#### Saved entries:
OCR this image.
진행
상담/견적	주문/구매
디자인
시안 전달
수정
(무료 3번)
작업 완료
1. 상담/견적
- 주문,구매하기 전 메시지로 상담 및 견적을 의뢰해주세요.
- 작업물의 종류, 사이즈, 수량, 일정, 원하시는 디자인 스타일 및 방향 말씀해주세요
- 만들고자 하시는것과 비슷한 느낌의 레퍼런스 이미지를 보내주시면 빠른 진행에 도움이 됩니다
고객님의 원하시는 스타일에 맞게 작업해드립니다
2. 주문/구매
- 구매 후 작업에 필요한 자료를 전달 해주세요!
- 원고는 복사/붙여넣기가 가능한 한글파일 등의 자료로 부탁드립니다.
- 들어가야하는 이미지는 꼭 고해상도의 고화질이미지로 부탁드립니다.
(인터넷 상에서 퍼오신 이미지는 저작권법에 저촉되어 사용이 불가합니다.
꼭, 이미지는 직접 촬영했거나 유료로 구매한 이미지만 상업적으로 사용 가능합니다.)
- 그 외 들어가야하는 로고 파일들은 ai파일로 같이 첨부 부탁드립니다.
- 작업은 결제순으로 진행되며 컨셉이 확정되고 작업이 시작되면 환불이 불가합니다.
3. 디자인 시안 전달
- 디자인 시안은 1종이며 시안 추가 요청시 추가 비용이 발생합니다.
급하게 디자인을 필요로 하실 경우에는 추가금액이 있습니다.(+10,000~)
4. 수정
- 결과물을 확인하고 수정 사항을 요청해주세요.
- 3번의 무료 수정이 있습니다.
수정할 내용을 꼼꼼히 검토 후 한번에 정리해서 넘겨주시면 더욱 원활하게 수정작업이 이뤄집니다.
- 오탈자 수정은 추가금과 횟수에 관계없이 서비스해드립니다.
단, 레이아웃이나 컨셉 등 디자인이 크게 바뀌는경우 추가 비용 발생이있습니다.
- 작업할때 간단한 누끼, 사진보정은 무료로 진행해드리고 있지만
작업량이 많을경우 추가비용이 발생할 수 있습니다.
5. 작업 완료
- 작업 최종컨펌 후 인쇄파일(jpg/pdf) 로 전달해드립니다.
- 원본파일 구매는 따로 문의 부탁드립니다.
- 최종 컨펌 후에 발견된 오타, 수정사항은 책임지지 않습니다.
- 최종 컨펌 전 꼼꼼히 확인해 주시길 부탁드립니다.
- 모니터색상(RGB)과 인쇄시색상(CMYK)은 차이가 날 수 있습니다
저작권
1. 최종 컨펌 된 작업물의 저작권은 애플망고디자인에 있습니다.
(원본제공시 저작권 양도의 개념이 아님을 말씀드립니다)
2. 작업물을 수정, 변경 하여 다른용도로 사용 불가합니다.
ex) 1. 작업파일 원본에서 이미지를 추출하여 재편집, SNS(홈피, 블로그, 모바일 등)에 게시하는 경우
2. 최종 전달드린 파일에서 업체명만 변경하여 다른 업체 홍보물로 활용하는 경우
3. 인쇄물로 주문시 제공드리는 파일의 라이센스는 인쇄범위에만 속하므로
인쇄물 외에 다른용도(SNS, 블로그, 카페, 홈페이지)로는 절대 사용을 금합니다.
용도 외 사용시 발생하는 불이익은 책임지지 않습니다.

#### Problem requirements:
Reproduce every entry shown above, precisely as it stands.

#### Response:
OCR this image.
진행
상담/견적	주문/구매
디자인
시안 전달
수정
(무료 3번)
작업 완료
1. 상담/견적
- 주문,구매하기 전 메시지로 상담 및 견적을 의뢰해주세요.
- 작업물의 종류, 사이즈, 수량, 일정, 원하시는 디자인 스타일 및 방향 말씀해주세요
- 만들고자 하시는것과 비슷한 느낌의 레퍼런스 이미지를 보내주시면 빠른 진행에 도움이 됩니다
고객님의 원하시는 스타일에 맞게 작업해드립니다
2. 주문/구매
- 구매 후 작업에 필요한 자료를 전달 해주세요!
- 원고는 복사/붙여넣기가 가능한 한글파일 등의 자료로 부탁드립니다.
- 들어가야하는 이미지는 꼭 고해상도의 고화질이미지로 부탁드립니다.
(인터넷 상에서 퍼오신 이미지는 저작권법에 저촉되어 사용이 불가합니다.
꼭, 이미지는 직접 촬영했거나 유료로 구매한 이미지만 상업적으로 사용 가능합니다.)
- 그 외 들어가야하는 로고 파일들은 ai파일로 같이 첨부 부탁드립니다.
- 작업은 결제순으로 진행되며 컨셉이 확정되고 작업이 시작되면 환불이 불가합니다.
3. 디자인 시안 전달
- 디자인 시안은 1종이며 시안 추가 요청시 추가 비용이 발생합니다.
급하게 디자인을 필요로 하실 경우에는 추가금액이 있습니다.(+10,000~)
4. 수정
- 결과물을 확인하고 수정 사항을 요청해주세요.
- 3번의 무료 수정이 있습니다.
수정할 내용을 꼼꼼히 검토 후 한번에 정리해서 넘겨주시면 더욱 원활하게 수정작업이 이뤄집니다.
- 오탈자 수정은 추가금과 횟수에 관계없이 서비스해드립니다.
단, 레이아웃이나 컨셉 등 디자인이 크게 바뀌는경우 추가 비용 발생이있습니다.
- 작업할때 간단한 누끼, 사진보정은 무료로 진행해드리고 있지만
작업량이 많을경우 추가비용이 발생할 수 있습니다.
5. 작업 완료
- 작업 최종컨펌 후 인쇄파일(jpg/pdf) 로 전달해드립니다.
- 원본파일 구매는 따로 문의 부탁드립니다.
- 최종 컨펌 후에 발견된 오타, 수정사항은 책임지지 않습니다.
- 최종 컨펌 전 꼼꼼히 확인해 주시길 부탁드립니다.
- 모니터색상(RGB)과 인쇄시색상(CMYK)은 차이가 날 수 있습니다
저작권
1. 최종 컨펌 된 작업물의 저작권은 애플망고디자인에 있습니다.
(원본제공시 저작권 양도의 개념이 아님을 말씀드립니다)
2. 작업물을 수정, 변경 하여 다른용도로 사용 불가합니다.
ex) 1. 작업파일 원본에서 이미지를 추출하여 재편집, SNS(홈피, 블로그, 모바일 등)에 게시하는 경우
2. 최종 전달드린 파일에서 업체명만 변경하여 다른 업체 홍보물로 활용하는 경우
3. 인쇄물로 주문시 제공드리는 파일의 라이센스는 인쇄범위에만 속하므로
인쇄물 외에 다른용도(SNS, 블로그, 카페, 홈페이지)로는 절대 사용을 금합니다.
용도 외 사용시 발생하는 불이익은 책임지지 않습니다.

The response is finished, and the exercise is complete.